Directions for this task: Show each line of the data below that has the string "screenshot" in it.

Stored data entries:
* * * *
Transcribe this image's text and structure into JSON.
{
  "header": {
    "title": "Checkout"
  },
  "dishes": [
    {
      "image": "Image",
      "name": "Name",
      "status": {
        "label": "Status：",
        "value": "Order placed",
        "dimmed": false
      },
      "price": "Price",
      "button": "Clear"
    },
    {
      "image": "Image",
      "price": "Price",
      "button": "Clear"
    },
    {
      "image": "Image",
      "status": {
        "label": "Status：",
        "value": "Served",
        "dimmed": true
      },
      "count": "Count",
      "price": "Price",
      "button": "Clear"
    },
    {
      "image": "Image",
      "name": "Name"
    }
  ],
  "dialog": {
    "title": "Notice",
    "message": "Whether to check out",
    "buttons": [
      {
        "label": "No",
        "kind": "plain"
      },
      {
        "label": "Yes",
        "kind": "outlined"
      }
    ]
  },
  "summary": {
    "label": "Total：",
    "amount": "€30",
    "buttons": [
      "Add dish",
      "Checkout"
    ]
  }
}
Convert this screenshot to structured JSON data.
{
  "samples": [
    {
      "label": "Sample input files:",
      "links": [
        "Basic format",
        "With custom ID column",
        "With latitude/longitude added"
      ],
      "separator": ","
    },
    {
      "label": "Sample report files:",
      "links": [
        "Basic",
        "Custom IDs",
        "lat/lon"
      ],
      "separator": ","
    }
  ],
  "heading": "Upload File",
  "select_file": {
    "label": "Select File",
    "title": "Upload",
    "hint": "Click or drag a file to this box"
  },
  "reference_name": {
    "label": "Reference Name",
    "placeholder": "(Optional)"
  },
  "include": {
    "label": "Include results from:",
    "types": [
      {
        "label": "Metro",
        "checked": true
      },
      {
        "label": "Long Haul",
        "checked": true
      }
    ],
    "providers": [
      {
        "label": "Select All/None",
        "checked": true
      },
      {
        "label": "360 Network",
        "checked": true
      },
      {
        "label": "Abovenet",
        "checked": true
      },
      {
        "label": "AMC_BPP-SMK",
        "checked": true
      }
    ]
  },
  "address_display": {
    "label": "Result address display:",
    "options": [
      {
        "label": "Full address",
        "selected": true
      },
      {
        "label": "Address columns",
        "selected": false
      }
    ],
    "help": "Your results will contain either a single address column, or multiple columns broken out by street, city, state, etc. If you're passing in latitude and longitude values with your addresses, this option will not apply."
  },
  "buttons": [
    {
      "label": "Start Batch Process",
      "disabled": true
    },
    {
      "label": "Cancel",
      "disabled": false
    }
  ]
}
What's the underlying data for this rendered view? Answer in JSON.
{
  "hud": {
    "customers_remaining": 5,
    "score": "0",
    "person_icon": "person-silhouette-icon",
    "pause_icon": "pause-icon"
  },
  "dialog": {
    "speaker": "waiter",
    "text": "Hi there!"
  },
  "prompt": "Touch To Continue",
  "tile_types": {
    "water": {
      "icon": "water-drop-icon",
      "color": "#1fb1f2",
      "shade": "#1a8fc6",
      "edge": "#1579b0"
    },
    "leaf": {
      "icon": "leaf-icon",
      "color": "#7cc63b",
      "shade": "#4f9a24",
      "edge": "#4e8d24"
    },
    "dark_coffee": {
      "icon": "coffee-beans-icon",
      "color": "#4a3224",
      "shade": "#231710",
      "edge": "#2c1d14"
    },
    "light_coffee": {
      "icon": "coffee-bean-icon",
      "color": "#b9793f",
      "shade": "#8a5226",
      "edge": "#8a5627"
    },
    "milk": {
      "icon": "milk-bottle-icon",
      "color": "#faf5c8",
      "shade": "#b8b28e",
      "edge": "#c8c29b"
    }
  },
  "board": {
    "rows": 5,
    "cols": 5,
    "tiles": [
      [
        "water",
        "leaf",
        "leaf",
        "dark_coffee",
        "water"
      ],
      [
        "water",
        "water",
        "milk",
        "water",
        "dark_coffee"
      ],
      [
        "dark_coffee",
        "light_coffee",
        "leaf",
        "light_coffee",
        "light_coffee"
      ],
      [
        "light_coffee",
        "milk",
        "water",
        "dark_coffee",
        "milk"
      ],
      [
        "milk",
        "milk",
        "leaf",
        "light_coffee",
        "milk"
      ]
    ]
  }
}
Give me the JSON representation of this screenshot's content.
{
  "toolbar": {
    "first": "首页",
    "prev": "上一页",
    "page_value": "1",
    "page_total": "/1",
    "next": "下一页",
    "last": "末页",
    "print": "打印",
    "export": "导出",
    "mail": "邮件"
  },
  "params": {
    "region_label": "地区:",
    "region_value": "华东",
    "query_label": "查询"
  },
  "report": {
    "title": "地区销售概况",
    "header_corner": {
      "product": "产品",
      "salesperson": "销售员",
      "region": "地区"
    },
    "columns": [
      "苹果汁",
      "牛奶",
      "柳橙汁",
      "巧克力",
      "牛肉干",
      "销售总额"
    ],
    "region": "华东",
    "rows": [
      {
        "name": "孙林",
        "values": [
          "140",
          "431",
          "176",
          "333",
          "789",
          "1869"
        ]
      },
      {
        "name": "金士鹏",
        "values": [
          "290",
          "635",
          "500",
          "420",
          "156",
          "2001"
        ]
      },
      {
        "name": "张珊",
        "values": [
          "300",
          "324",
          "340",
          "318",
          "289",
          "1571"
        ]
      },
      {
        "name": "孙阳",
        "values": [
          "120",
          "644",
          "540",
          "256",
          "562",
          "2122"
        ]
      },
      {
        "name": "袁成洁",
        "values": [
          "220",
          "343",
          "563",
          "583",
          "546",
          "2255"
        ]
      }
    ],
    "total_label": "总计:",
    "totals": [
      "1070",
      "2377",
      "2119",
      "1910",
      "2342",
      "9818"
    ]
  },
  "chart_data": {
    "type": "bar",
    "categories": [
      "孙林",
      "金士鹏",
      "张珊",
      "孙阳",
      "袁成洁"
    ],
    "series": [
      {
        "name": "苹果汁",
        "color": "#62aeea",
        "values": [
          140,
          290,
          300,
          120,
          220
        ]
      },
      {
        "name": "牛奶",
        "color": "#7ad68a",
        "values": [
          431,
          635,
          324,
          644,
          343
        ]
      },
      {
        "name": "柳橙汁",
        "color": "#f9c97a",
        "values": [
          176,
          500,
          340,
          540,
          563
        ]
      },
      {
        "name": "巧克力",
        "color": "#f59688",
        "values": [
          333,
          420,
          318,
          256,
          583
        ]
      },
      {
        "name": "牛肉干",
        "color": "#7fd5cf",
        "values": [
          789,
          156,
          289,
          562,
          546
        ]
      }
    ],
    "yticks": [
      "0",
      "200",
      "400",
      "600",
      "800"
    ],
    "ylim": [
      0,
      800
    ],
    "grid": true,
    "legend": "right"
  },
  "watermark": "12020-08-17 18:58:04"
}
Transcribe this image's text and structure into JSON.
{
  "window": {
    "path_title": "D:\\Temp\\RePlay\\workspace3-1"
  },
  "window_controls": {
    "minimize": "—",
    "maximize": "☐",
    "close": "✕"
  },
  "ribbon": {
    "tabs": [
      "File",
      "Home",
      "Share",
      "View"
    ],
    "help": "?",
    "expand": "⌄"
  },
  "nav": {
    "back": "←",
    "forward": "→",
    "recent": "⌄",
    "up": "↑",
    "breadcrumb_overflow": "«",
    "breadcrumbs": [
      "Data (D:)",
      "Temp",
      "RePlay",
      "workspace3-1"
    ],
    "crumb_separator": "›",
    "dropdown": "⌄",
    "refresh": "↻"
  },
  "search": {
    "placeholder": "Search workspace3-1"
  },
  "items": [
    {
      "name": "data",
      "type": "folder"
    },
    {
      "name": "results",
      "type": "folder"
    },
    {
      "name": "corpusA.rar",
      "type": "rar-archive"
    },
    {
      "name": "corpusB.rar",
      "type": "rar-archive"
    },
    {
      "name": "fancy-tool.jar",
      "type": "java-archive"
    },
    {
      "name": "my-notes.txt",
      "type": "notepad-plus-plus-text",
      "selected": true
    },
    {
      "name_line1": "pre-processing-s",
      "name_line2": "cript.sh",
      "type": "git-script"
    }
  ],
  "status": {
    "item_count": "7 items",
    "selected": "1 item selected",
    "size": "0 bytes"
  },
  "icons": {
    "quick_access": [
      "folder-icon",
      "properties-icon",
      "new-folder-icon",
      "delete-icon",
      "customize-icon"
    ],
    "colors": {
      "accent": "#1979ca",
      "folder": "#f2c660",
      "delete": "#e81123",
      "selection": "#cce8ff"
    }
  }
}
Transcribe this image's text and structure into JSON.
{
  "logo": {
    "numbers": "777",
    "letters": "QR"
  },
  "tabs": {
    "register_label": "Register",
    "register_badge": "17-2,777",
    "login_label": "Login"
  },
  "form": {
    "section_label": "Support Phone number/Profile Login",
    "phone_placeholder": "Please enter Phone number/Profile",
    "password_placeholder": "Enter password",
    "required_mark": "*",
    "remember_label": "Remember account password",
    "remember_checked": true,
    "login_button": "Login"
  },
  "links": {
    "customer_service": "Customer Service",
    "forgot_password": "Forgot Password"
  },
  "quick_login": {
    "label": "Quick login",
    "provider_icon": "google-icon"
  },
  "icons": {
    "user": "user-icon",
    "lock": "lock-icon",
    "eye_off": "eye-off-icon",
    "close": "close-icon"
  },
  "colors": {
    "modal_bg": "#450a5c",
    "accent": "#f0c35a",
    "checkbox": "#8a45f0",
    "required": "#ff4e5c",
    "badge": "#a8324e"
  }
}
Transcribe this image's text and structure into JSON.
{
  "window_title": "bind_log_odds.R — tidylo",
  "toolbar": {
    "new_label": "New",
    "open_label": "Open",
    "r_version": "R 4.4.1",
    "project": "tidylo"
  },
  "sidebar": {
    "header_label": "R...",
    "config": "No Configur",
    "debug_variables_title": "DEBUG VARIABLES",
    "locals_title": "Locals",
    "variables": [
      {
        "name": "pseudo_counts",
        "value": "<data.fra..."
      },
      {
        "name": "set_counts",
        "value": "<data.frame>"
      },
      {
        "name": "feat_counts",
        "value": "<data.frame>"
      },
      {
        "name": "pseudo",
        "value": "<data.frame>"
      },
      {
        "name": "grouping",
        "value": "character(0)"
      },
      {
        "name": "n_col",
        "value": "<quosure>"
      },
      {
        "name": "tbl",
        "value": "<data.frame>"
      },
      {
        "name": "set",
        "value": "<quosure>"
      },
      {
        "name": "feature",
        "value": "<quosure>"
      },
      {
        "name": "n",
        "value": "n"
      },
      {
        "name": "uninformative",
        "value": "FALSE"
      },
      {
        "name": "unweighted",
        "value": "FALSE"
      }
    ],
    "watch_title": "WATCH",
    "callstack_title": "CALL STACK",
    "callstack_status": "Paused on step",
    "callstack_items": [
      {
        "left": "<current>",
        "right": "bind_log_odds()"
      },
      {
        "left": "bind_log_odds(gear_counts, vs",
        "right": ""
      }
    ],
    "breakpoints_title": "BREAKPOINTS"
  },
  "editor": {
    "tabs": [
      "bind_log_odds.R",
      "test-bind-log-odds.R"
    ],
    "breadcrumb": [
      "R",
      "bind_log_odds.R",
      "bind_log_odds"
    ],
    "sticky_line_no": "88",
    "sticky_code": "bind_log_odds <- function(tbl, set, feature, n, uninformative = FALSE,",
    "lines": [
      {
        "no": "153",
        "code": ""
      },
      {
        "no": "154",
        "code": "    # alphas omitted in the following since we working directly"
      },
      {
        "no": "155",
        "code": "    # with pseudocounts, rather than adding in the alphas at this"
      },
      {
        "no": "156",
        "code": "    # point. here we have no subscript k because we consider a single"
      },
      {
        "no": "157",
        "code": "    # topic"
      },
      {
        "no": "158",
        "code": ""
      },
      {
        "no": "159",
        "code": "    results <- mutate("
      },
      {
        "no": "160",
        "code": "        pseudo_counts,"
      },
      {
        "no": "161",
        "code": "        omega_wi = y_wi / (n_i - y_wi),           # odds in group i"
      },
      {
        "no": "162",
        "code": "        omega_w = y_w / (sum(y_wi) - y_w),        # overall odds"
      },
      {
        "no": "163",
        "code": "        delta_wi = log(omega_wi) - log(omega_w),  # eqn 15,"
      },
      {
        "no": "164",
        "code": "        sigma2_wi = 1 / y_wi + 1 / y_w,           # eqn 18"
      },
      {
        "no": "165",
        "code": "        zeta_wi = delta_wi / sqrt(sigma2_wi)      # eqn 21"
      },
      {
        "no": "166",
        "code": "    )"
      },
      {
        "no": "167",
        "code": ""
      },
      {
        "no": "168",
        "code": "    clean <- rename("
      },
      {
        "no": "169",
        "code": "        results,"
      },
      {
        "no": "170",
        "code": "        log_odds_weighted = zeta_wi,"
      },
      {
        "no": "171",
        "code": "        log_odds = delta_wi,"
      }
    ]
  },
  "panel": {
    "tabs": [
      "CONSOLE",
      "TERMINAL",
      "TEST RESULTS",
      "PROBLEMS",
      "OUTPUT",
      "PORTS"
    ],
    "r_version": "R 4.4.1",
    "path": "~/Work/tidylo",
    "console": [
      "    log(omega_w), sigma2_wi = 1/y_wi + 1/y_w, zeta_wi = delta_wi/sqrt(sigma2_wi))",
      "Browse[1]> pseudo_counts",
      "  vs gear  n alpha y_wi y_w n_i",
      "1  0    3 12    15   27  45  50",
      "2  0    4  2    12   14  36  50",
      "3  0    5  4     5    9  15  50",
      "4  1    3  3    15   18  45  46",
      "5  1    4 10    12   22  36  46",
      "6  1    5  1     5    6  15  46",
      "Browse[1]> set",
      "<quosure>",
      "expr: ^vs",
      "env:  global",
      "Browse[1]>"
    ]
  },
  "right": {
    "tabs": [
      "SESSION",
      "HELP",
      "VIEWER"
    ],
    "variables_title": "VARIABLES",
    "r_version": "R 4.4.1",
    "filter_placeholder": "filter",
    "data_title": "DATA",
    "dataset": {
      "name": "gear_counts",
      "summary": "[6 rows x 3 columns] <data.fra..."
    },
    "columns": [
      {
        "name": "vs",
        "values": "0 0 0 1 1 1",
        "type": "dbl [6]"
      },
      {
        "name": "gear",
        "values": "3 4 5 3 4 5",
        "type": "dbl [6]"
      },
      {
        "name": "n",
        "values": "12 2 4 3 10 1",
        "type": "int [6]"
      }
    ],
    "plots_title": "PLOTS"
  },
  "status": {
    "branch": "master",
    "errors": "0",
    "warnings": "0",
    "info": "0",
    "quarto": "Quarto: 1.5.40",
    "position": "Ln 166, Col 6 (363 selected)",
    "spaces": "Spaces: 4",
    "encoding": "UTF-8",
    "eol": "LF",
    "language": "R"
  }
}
* * * *
Complete response:
Convert this screenshot to structured JSON data.
Give me the JSON representation of this screenshot's content.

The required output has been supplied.